Go through the material below and copy all lines with "than".
★ ★ ★ ★
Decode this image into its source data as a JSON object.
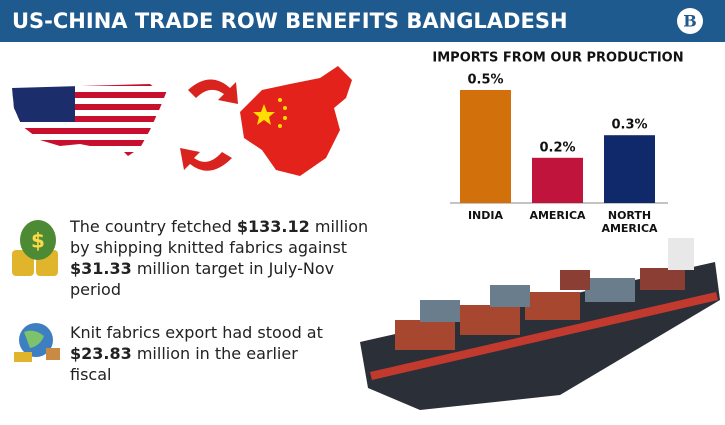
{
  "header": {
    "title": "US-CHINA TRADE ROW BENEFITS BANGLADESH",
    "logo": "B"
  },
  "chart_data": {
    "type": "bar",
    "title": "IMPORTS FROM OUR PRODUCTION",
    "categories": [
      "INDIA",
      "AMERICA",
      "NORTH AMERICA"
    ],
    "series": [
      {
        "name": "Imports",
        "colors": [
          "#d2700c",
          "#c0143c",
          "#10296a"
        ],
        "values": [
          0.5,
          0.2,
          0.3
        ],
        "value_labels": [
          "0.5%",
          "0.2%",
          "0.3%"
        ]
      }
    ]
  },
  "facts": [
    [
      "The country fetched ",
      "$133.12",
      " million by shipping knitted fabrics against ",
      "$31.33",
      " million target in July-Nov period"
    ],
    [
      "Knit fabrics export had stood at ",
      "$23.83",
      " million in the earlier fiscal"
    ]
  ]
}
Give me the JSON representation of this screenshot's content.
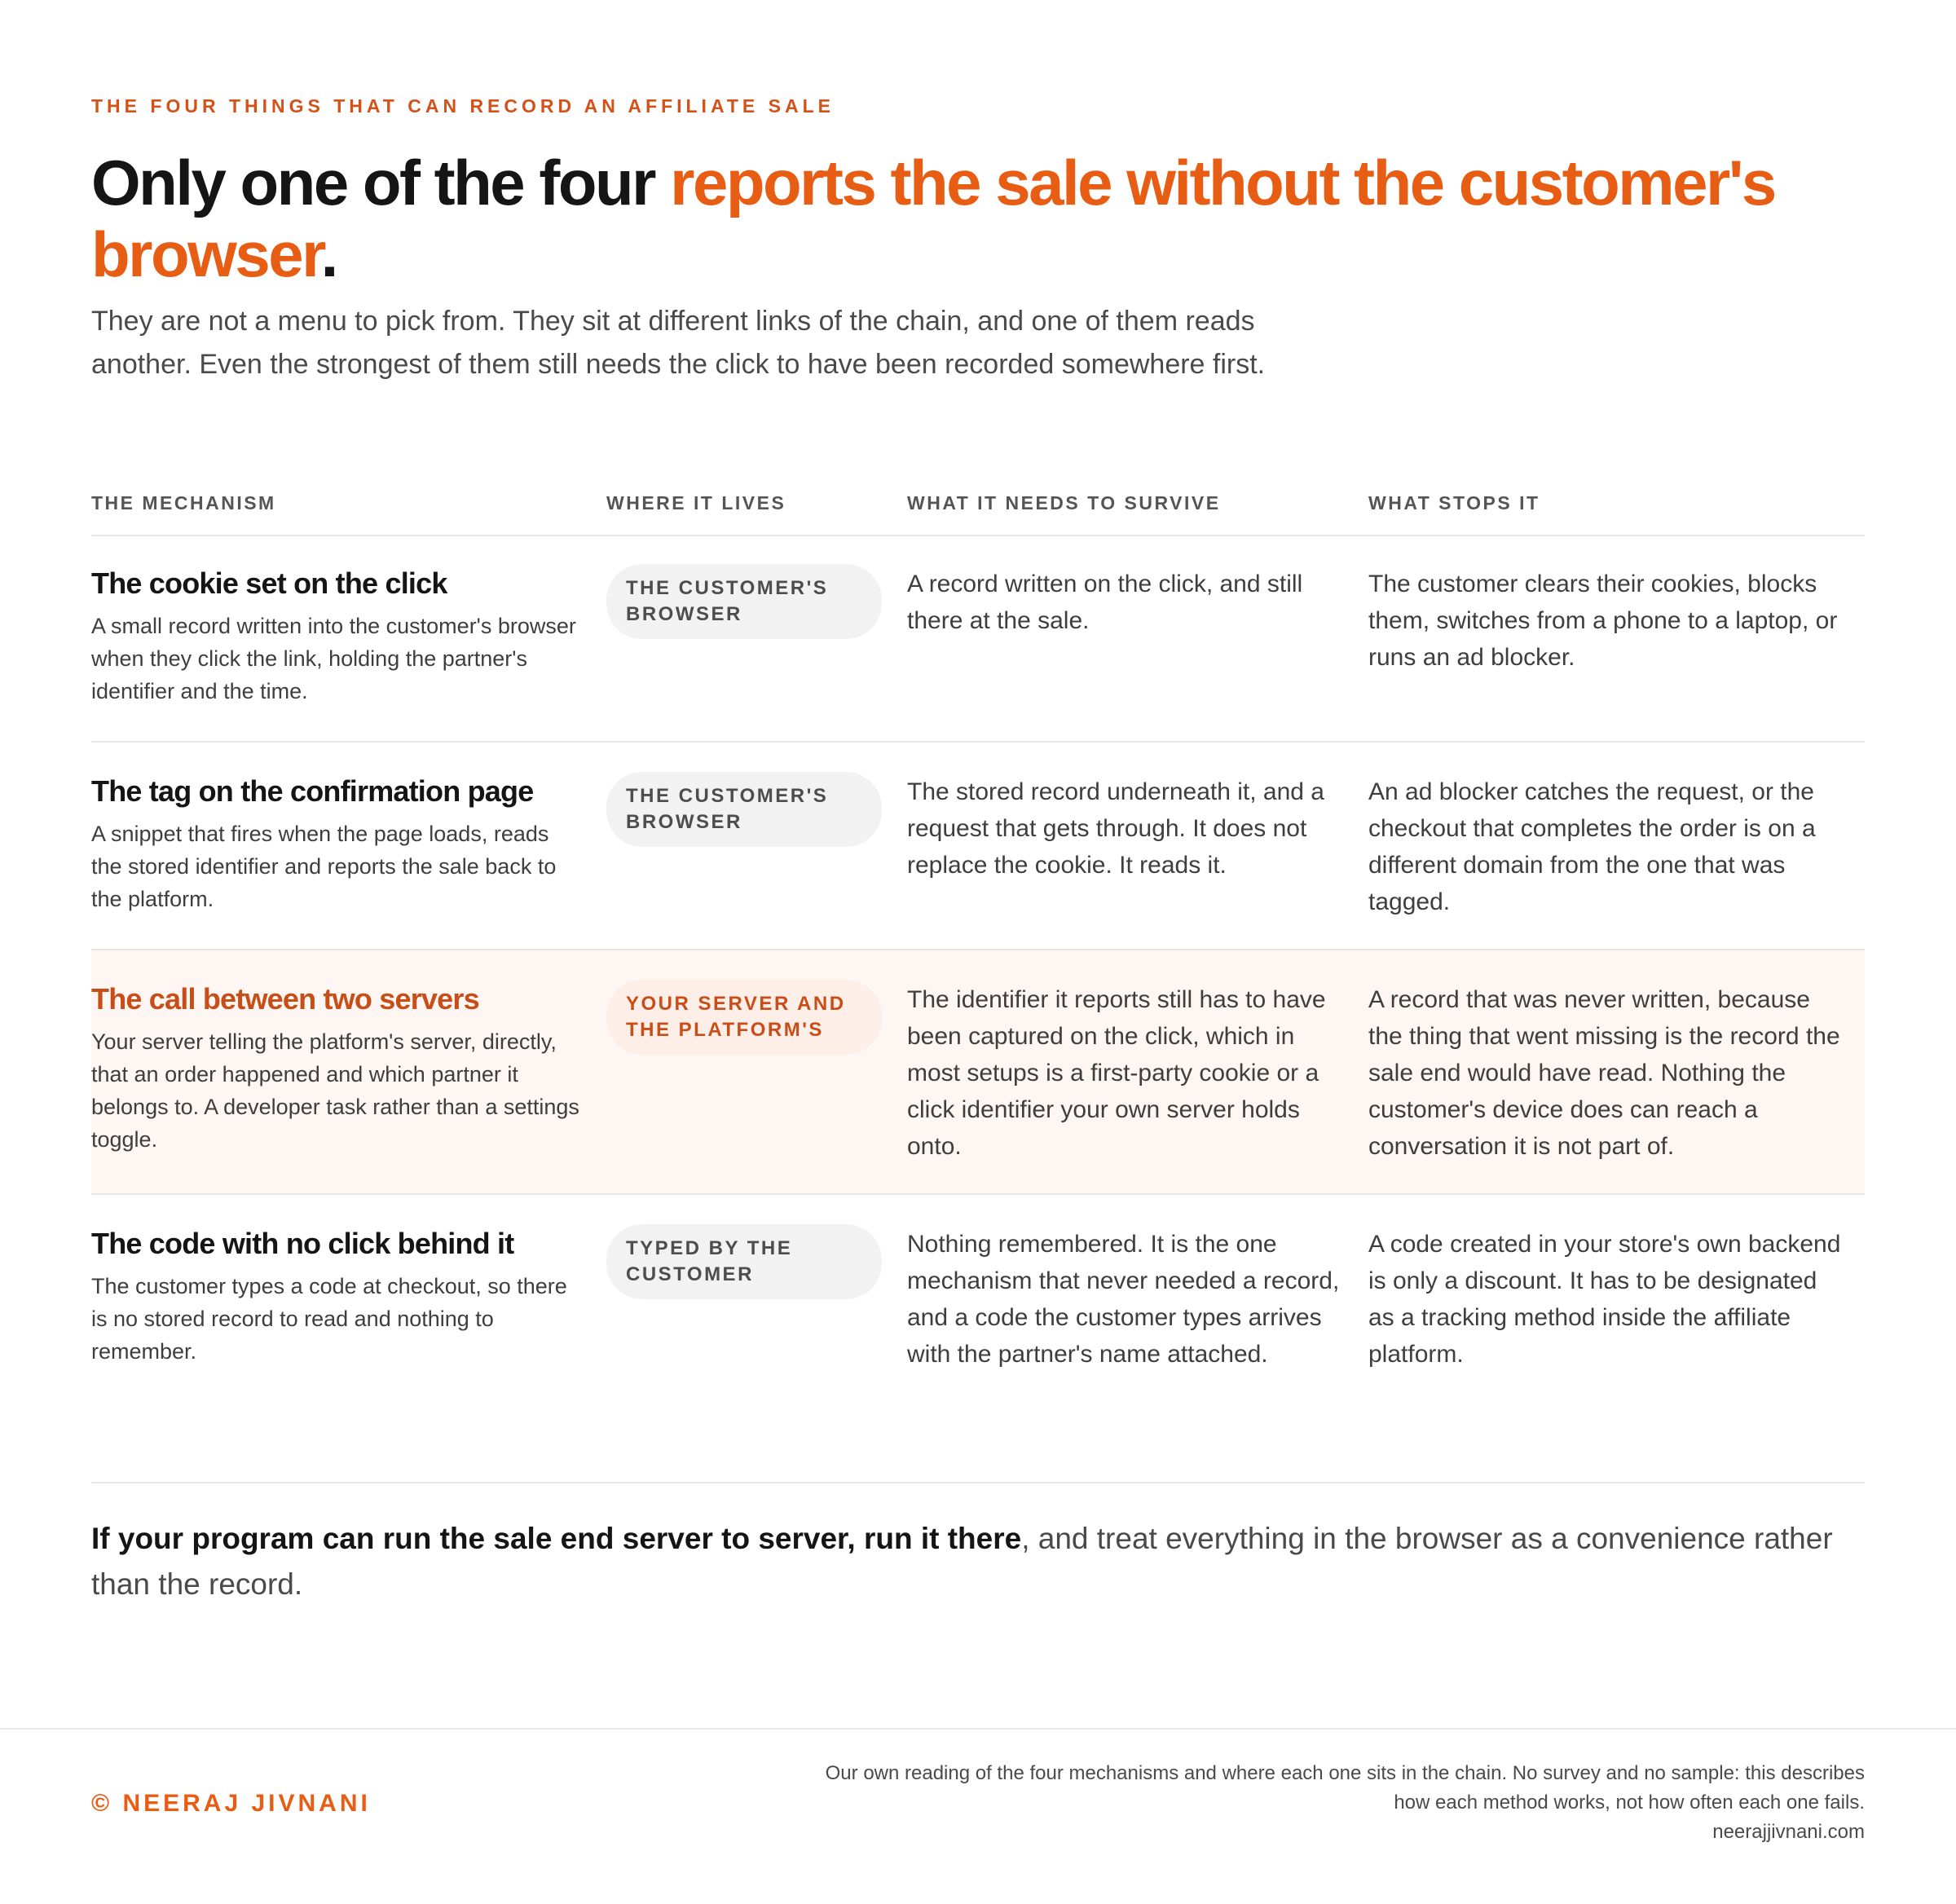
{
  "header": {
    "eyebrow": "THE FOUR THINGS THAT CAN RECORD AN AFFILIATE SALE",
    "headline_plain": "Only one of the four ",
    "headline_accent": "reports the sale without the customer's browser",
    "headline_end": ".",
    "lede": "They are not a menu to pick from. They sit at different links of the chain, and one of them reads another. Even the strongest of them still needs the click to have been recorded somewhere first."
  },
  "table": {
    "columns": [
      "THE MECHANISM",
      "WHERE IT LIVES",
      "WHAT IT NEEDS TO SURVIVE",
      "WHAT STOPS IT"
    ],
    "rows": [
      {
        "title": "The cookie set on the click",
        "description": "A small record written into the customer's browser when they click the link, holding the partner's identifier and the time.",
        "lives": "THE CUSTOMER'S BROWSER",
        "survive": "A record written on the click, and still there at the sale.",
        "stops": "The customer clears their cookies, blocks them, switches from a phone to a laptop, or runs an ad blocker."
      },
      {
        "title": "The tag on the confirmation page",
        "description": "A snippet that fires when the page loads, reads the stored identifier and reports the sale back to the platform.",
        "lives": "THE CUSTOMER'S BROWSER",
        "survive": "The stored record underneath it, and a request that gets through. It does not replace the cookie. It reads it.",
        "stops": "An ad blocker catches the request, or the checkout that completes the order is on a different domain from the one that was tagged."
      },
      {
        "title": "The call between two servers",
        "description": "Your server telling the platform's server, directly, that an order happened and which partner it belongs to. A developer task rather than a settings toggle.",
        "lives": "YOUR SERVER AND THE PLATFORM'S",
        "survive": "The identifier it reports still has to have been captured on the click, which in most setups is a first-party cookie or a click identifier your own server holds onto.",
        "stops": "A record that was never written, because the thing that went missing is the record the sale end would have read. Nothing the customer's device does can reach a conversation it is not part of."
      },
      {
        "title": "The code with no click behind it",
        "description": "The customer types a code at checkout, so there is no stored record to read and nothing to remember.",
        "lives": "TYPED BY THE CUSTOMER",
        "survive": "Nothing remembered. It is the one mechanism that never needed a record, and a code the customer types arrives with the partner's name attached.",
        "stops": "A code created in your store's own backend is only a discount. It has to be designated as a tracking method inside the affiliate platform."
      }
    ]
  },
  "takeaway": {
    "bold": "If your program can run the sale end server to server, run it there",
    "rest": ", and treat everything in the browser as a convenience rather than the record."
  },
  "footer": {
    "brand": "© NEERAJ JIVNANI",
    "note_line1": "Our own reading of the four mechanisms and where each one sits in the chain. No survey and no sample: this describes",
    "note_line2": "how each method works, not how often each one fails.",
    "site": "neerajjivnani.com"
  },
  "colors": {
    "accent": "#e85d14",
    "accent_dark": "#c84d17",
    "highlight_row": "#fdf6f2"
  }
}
★ ★ ★ ★
■ **Reply to the exercise**:
        "description": "Your server telling the platform's server, directly, that an order happened and which partner it belongs to. A developer task rather than a settings toggle.",
    "rest": ", and treat everything in the browser as a convenience rather than the record."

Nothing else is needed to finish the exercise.